WHAT THIS TASK INVOLVES: Could you print all the entries exactly?

+ + + + + + +

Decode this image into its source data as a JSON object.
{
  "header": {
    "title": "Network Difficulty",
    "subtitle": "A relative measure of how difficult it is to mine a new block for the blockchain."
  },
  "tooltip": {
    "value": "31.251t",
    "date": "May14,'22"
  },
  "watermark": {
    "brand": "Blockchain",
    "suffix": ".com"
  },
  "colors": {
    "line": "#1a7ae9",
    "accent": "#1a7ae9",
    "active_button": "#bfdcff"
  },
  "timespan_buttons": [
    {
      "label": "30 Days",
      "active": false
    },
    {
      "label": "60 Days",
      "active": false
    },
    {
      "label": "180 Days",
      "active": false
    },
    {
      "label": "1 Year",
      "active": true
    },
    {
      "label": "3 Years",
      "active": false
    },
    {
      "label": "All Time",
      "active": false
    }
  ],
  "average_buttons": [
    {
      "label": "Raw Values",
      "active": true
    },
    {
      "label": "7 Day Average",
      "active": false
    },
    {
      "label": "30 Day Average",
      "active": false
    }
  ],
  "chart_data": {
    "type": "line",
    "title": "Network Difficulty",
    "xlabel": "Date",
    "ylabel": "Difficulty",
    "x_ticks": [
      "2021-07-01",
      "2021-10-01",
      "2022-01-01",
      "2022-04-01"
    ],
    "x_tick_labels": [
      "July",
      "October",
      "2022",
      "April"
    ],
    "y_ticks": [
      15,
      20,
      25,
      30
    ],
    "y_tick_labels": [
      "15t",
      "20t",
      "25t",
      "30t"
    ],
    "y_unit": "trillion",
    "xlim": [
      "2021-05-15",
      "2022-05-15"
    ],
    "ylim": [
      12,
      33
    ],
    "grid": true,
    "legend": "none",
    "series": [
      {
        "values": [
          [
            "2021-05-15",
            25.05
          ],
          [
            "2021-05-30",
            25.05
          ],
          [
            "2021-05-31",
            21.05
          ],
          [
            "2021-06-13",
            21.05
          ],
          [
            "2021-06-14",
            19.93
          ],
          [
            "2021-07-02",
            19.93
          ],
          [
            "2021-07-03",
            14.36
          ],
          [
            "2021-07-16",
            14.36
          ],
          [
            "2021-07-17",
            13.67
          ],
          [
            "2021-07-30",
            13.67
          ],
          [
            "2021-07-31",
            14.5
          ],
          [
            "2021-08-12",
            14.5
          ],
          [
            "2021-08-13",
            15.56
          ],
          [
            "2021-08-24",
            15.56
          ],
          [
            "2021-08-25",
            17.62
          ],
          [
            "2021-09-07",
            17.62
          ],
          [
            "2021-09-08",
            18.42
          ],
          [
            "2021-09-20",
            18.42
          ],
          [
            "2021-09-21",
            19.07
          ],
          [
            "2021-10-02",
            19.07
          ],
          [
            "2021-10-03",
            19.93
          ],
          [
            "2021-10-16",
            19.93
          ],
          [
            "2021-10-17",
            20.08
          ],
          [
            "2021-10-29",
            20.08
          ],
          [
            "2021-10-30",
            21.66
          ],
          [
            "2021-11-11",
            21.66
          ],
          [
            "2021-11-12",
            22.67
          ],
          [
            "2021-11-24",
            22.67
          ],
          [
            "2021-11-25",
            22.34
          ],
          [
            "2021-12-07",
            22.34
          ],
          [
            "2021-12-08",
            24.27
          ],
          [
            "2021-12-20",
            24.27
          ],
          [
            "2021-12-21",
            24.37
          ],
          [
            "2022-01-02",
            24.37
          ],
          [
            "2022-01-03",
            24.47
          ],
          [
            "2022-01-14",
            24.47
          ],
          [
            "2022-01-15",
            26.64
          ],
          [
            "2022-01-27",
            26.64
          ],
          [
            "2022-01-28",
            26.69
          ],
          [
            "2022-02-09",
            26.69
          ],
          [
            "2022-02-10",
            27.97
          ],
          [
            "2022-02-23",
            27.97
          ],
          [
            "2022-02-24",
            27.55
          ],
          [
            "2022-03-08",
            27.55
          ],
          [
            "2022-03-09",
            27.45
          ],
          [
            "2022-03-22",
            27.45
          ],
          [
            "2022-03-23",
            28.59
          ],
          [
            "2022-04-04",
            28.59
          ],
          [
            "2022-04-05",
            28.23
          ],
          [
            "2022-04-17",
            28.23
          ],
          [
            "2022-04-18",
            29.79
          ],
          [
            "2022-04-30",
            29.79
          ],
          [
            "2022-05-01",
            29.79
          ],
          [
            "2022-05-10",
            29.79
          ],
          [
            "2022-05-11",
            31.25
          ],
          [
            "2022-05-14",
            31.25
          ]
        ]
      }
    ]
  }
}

+ + + + + + +

ANSWER:
Decode this image into its source data as a JSON object.
{
  "header": {
    "title": "Network Difficulty",
    "subtitle": "A relative measure of how difficult it is to mine a new block for the blockchain."
  },
  "tooltip": {
    "value": "31.251t",
    "date": "May14,'22"
  },
  "watermark": {
    "brand": "Blockchain",
    "suffix": ".com"
  },
  "colors": {
    "line": "#1a7ae9",
    "accent": "#1a7ae9",
    "active_button": "#bfdcff"
  },
  "timespan_buttons": [
    {
      "label": "30 Days",
      "active": false
    },
    {
      "label": "60 Days",
      "active": false
    },
    {
      "label": "180 Days",
      "active": false
    },
    {
      "label": "1 Year",
      "active": true
    },
    {
      "label": "3 Years",
      "active": false
    },
    {
      "label": "All Time",
      "active": false
    }
  ],
  "average_buttons": [
    {
      "label": "Raw Values",
      "active": true
    },
    {
      "label": "7 Day Average",
      "active": false
    },
    {
      "label": "30 Day Average",
      "active": false
    }
  ],
  "chart_data": {
    "type": "line",
    "title": "Network Difficulty",
    "xlabel": "Date",
    "ylabel": "Difficulty",
    "x_ticks": [
      "2021-07-01",
      "2021-10-01",
      "2022-01-01",
      "2022-04-01"
    ],
    "x_tick_labels": [
      "July",
      "October",
      "2022",
      "April"
    ],
    "y_ticks": [
      15,
      20,
      25,
      30
    ],
    "y_tick_labels": [
      "15t",
      "20t",
      "25t",
      "30t"
    ],
    "y_unit": "trillion",
    "xlim": [
      "2021-05-15",
      "2022-05-15"
    ],
    "ylim": [
      12,
      33
    ],
    "grid": true,
    "legend": "none",
    "series": [
      {
        "values": [
          [
            "2021-05-15",
            25.05
          ],
          [
            "2021-05-30",
            25.05
          ],
          [
            "2021-05-31",
            21.05
          ],
          [
            "2021-06-13",
            21.05
          ],
          [
            "2021-06-14",
            19.93
          ],
          [
            "2021-07-02",
            19.93
          ],
          [
            "2021-07-03",
            14.36
          ],
          [
            "2021-07-16",
            14.36
          ],
          [
            "2021-07-17",
            13.67
          ],
          [
            "2021-07-30",
            13.67
          ],
          [
            "2021-07-31",
            14.5
          ],
          [
            "2021-08-12",
            14.5
          ],
          [
            "2021-08-13",
            15.56
          ],
          [
            "2021-08-24",
            15.56
          ],
          [
            "2021-08-25",
            17.62
          ],
          [
            "2021-09-07",
            17.62
          ],
          [
            "2021-09-08",
            18.42
          ],
          [
            "2021-09-20",
            18.42
          ],
          [
            "2021-09-21",
            19.07
          ],
          [
            "2021-10-02",
            19.07
          ],
          [
            "2021-10-03",
            19.93
          ],
          [
            "2021-10-16",
            19.93
          ],
          [
            "2021-10-17",
            20.08
          ],
          [
            "2021-10-29",
            20.08
          ],
          [
            "2021-10-30",
            21.66
          ],
          [
            "2021-11-11",
            21.66
          ],
          [
            "2021-11-12",
            22.67
          ],
          [
            "2021-11-24",
            22.67
          ],
          [
            "2021-11-25",
            22.34
          ],
          [
            "2021-12-07",
            22.34
          ],
          [
            "2021-12-08",
            24.27
          ],
          [
            "2021-12-20",
            24.27
          ],
          [
            "2021-12-21",
            24.37
          ],
          [
            "2022-01-02",
            24.37
          ],
          [
            "2022-01-03",
            24.47
          ],
          [
            "2022-01-14",
            24.47
          ],
          [
            "2022-01-15",
            26.64
          ],
          [
            "2022-01-27",
            26.64
          ],
          [
            "2022-01-28",
            26.69
          ],
          [
            "2022-02-09",
            26.69
          ],
          [
            "2022-02-10",
            27.97
          ],
          [
            "2022-02-23",
            27.97
          ],
          [
            "2022-02-24",
            27.55
          ],
          [
            "2022-03-08",
            27.55
          ],
          [
            "2022-03-09",
            27.45
          ],
          [
            "2022-03-22",
            27.45
          ],
          [
            "2022-03-23",
            28.59
          ],
          [
            "2022-04-04",
            28.59
          ],
          [
            "2022-04-05",
            28.23
          ],
          [
            "2022-04-17",
            28.23
          ],
          [
            "2022-04-18",
            29.79
          ],
          [
            "2022-04-30",
            29.79
          ],
          [
            "2022-05-01",
            29.79
          ],
          [
            "2022-05-10",
            29.79
          ],
          [
            "2022-05-11",
            31.25
          ],
          [
            "2022-05-14",
            31.25
          ]
        ]
      }
    ]
  }
}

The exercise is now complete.